GOAL OF THE EXERCISE ▸
Filter the data for lines with the word "programs", then copy every line so identified.

RECORDS ▸
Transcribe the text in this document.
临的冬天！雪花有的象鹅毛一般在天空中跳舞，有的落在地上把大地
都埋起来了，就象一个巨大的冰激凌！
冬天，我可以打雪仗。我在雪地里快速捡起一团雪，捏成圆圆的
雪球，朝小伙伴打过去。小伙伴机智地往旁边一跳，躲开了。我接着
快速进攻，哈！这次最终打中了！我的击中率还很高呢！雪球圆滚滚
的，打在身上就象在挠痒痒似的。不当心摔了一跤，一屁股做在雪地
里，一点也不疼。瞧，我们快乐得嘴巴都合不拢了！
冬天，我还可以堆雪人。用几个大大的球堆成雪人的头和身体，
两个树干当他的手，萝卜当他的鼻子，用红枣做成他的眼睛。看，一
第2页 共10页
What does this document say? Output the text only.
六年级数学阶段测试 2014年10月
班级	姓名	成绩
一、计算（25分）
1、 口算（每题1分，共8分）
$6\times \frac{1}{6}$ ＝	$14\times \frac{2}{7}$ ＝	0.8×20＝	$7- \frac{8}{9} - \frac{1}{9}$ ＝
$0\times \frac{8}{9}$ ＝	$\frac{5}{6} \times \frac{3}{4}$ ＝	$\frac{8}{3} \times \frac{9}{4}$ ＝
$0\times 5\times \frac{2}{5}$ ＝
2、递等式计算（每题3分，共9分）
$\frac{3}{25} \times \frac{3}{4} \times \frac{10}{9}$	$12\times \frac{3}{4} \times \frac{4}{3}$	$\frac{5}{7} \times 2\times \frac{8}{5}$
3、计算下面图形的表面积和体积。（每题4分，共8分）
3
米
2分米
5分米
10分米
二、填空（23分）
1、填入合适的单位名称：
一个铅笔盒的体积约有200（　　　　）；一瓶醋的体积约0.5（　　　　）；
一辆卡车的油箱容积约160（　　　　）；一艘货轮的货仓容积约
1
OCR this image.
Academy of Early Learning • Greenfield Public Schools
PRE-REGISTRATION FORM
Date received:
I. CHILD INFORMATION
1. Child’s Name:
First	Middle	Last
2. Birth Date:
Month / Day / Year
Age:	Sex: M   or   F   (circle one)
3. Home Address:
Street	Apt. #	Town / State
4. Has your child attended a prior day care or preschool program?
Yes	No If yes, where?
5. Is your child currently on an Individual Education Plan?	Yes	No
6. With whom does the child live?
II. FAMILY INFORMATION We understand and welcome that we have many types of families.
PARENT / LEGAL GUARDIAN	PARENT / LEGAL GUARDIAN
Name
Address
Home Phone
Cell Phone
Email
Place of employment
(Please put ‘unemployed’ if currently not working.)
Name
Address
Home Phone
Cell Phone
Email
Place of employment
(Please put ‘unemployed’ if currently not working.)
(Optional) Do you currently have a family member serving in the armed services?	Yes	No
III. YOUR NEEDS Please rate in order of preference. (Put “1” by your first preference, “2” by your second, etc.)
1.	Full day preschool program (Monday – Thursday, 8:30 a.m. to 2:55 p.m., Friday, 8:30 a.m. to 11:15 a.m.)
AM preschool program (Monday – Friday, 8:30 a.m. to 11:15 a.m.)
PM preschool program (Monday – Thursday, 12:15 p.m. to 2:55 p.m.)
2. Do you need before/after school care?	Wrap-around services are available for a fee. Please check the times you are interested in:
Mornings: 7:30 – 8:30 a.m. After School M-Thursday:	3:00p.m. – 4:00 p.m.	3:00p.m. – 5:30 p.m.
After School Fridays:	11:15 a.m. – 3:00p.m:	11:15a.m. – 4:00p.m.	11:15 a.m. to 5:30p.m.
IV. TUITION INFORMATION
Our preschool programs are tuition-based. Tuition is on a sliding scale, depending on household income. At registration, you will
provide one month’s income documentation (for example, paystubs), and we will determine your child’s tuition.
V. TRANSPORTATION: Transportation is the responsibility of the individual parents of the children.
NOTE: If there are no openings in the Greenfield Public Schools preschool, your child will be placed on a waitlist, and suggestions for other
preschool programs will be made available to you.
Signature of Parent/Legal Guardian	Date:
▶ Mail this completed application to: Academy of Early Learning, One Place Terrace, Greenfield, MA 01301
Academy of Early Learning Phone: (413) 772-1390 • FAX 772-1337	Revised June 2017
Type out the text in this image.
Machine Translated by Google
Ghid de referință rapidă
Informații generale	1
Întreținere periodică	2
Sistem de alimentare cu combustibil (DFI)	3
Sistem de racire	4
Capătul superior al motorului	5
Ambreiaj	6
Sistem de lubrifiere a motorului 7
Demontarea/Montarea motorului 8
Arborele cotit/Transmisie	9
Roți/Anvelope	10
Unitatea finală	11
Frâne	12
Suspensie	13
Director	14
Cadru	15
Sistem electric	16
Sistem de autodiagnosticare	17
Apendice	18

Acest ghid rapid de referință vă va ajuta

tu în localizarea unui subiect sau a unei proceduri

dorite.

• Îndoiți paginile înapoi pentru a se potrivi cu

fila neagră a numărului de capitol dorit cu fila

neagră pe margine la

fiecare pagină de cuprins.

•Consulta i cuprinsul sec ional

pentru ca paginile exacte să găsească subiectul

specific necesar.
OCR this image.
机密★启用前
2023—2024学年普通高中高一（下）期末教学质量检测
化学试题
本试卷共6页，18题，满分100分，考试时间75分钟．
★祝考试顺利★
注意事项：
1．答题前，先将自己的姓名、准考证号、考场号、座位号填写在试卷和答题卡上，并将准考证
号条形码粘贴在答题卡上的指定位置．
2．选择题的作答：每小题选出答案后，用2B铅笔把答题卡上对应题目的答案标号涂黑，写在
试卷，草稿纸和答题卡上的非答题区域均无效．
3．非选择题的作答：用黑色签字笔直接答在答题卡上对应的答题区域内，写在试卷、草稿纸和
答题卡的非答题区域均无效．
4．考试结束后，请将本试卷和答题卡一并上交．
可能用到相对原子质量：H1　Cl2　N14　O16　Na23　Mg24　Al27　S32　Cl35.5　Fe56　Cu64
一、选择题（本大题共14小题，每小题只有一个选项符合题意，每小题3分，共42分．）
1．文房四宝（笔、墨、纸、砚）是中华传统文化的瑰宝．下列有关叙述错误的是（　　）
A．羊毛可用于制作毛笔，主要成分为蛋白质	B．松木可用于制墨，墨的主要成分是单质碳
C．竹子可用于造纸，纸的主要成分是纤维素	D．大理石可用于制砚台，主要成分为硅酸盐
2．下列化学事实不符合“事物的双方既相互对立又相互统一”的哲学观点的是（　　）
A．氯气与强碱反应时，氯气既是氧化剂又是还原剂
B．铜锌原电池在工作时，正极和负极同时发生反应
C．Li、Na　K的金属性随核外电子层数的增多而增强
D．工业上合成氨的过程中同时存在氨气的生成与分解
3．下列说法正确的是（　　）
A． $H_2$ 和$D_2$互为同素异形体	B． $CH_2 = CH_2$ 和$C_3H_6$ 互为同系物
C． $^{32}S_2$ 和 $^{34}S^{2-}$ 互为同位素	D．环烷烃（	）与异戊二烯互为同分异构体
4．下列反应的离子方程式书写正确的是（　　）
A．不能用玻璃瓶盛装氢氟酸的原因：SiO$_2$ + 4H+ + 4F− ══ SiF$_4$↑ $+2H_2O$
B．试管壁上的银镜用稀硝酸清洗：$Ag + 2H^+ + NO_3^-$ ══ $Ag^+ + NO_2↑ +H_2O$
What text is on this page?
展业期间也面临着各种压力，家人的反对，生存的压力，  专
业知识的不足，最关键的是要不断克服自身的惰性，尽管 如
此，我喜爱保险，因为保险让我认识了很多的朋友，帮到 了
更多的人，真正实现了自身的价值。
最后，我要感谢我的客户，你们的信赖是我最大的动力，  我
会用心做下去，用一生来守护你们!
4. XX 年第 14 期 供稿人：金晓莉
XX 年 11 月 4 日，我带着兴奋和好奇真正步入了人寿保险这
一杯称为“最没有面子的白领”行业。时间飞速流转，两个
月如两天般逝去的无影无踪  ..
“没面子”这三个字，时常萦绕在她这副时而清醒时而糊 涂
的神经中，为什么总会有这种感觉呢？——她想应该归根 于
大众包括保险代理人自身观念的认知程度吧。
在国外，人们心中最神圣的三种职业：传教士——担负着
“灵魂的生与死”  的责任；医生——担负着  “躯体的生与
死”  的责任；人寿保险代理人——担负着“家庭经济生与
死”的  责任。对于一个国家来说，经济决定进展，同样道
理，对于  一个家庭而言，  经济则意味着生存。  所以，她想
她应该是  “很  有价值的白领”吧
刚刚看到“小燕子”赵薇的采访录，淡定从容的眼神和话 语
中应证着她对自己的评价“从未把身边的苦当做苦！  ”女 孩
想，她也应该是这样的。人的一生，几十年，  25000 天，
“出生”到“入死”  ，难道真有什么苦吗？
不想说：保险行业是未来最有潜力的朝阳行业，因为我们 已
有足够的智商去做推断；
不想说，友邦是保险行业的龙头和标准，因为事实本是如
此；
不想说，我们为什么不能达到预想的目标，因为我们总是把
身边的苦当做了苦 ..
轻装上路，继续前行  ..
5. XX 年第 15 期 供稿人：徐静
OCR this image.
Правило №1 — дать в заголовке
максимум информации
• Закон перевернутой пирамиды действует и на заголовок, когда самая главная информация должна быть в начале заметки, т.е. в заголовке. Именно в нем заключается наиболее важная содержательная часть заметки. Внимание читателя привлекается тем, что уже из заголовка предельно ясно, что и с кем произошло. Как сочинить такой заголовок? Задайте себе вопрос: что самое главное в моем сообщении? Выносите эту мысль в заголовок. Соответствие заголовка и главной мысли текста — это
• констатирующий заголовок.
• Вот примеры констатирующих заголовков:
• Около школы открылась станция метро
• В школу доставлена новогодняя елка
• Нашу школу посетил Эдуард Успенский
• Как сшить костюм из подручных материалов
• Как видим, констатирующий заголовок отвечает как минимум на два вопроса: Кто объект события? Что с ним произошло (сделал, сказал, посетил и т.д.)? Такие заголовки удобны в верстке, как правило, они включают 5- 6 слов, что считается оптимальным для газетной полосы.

THE COMPLETED TASK ▸
Our preschool programs are tuition-based. Tuition is on a sliding scale, depending on household income. At registration, you will
preschool programs will be made available to you.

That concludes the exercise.